◆ **WORK TO COMPLETE**
Retype the entries word for word, leaving nothing out.

──────────

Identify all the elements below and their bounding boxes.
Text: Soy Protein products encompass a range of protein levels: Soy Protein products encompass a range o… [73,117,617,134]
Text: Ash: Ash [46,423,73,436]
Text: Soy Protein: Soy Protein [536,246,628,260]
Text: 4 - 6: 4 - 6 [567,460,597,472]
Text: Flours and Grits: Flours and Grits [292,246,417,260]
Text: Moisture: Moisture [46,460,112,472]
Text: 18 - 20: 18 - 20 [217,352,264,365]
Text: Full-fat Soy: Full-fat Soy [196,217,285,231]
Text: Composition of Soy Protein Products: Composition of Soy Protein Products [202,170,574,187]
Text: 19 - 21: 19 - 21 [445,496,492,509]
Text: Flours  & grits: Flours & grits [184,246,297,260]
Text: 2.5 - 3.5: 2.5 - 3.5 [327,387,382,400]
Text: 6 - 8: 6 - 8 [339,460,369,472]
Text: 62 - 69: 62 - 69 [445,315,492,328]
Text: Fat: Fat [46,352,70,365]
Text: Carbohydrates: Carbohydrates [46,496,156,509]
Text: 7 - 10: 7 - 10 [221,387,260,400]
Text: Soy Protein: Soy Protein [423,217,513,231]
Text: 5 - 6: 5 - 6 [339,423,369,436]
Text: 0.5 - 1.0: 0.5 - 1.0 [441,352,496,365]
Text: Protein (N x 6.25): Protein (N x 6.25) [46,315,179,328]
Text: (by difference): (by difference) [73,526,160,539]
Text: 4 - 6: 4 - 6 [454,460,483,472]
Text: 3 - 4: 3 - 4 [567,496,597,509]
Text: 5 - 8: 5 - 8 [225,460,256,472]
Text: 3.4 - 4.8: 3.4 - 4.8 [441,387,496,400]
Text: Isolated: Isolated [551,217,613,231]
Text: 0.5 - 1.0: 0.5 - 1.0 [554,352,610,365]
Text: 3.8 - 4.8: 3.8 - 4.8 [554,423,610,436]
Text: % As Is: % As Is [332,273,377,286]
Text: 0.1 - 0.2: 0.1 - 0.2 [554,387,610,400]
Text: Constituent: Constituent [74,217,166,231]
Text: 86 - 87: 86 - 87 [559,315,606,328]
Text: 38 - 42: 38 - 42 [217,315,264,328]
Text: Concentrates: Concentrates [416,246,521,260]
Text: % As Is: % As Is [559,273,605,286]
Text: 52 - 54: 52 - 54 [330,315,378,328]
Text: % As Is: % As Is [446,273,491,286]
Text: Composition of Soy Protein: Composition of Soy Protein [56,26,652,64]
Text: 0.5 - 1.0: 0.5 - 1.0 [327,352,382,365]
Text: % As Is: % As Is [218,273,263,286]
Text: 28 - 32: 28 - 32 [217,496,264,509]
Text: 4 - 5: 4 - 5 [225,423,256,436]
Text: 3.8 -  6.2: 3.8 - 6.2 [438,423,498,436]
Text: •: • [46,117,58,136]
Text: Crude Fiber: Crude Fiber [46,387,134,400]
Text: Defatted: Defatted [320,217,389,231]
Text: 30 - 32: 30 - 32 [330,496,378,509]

──────────

◆ **SOLUTION**
Identify all the elements below and their bounding boxes.
Text: Soy Protein products encompass a range of protein levels: Soy Protein products encompass a range o… [73,117,617,134]
Text: Ash: Ash [46,423,73,436]
Text: Soy Protein: Soy Protein [536,246,628,260]
Text: 4 - 6: 4 - 6 [567,460,597,472]
Text: Flours and Grits: Flours and Grits [292,246,417,260]
Text: Moisture: Moisture [46,460,112,472]
Text: 18 - 20: 18 - 20 [217,352,264,365]
Text: Full-fat Soy: Full-fat Soy [196,217,285,231]
Text: Composition of Soy Protein Products: Composition of Soy Protein Products [202,170,574,187]
Text: 19 - 21: 19 - 21 [445,496,492,509]
Text: Flours  & grits: Flours & grits [184,246,297,260]
Text: 2.5 - 3.5: 2.5 - 3.5 [327,387,382,400]
Text: 6 - 8: 6 - 8 [339,460,369,472]
Text: 62 - 69: 62 - 69 [445,315,492,328]
Text: Fat: Fat [46,352,70,365]
Text: Carbohydrates: Carbohydrates [46,496,156,509]
Text: 7 - 10: 7 - 10 [221,387,260,400]
Text: Soy Protein: Soy Protein [423,217,513,231]
Text: 5 - 6: 5 - 6 [339,423,369,436]
Text: 0.5 - 1.0: 0.5 - 1.0 [441,352,496,365]
Text: Protein (N x 6.25): Protein (N x 6.25) [46,315,179,328]
Text: (by difference): (by difference) [73,526,160,539]
Text: 4 - 6: 4 - 6 [454,460,483,472]
Text: 3 - 4: 3 - 4 [567,496,597,509]
Text: 5 - 8: 5 - 8 [225,460,256,472]
Text: 3.4 - 4.8: 3.4 - 4.8 [441,387,496,400]
Text: Isolated: Isolated [551,217,613,231]
Text: 0.5 - 1.0: 0.5 - 1.0 [554,352,610,365]
Text: 3.8 - 4.8: 3.8 - 4.8 [554,423,610,436]
Text: % As Is: % As Is [332,273,377,286]
Text: 0.1 - 0.2: 0.1 - 0.2 [554,387,610,400]
Text: Constituent: Constituent [74,217,166,231]
Text: 86 - 87: 86 - 87 [559,315,606,328]
Text: 38 - 42: 38 - 42 [217,315,264,328]
Text: Concentrates: Concentrates [416,246,521,260]
Text: % As Is: % As Is [559,273,605,286]
Text: 52 - 54: 52 - 54 [330,315,378,328]
Text: % As Is: % As Is [446,273,491,286]
Text: Composition of Soy Protein: Composition of Soy Protein [56,26,652,64]
Text: 0.5 - 1.0: 0.5 - 1.0 [327,352,382,365]
Text: % As Is: % As Is [218,273,263,286]
Text: 28 - 32: 28 - 32 [217,496,264,509]
Text: 4 - 5: 4 - 5 [225,423,256,436]
Text: 3.8 -  6.2: 3.8 - 6.2 [438,423,498,436]
Text: •: • [46,117,58,136]
Text: Crude Fiber: Crude Fiber [46,387,134,400]
Text: Defatted: Defatted [320,217,389,231]
Text: 30 - 32: 30 - 32 [330,496,378,509]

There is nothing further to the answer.